*The problem*
Extract every line of the items from the very first line through the line containing "trash-icon (929, 202, 937, 211)", both ends included, and reproduce them unchanged.
━━━━━ Exercise material ━━━━━
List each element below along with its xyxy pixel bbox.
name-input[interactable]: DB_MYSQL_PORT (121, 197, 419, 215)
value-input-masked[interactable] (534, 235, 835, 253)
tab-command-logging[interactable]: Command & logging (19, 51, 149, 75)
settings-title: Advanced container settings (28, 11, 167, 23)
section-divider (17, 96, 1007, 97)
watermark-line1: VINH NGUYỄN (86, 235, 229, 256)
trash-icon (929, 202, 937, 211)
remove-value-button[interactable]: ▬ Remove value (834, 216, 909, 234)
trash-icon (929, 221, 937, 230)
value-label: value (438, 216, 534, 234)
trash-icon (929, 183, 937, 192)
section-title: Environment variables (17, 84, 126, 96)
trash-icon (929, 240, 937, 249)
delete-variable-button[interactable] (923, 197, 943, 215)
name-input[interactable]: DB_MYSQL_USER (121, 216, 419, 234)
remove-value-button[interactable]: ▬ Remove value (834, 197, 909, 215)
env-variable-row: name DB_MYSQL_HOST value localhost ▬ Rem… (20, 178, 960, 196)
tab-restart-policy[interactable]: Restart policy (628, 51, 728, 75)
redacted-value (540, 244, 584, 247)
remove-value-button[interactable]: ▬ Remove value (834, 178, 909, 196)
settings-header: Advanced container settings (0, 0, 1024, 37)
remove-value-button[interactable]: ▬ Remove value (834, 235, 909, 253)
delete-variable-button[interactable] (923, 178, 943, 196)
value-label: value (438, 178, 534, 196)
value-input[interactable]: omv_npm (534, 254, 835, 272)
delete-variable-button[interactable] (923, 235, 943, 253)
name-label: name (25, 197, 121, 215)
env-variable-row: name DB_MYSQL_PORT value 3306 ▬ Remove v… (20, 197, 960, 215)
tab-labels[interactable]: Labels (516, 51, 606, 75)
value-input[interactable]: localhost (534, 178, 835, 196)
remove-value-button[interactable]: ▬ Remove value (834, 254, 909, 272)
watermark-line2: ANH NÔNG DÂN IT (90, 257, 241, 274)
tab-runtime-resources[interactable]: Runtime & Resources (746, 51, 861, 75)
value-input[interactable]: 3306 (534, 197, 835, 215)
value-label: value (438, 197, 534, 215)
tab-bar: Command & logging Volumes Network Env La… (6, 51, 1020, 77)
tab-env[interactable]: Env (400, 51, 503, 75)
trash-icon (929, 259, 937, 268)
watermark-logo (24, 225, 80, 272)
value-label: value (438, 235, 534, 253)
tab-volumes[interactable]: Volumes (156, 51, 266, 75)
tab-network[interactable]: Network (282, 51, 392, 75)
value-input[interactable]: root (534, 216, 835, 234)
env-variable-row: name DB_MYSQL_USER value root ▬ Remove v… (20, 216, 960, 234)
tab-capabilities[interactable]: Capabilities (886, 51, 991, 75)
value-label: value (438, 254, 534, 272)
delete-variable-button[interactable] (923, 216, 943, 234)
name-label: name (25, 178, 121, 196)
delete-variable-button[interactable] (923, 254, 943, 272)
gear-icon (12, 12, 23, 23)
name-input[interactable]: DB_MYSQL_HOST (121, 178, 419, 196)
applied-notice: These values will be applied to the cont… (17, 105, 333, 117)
━━━━━
*Response for this exercise*
List each element below along with its xyxy pixel bbox.
name-input[interactable]: DB_MYSQL_PORT (121, 197, 419, 215)
value-input-masked[interactable] (534, 235, 835, 253)
tab-command-logging[interactable]: Command & logging (19, 51, 149, 75)
settings-title: Advanced container settings (28, 11, 167, 23)
section-divider (17, 96, 1007, 97)
watermark-line1: VINH NGUYỄN (86, 235, 229, 256)
trash-icon (929, 202, 937, 211)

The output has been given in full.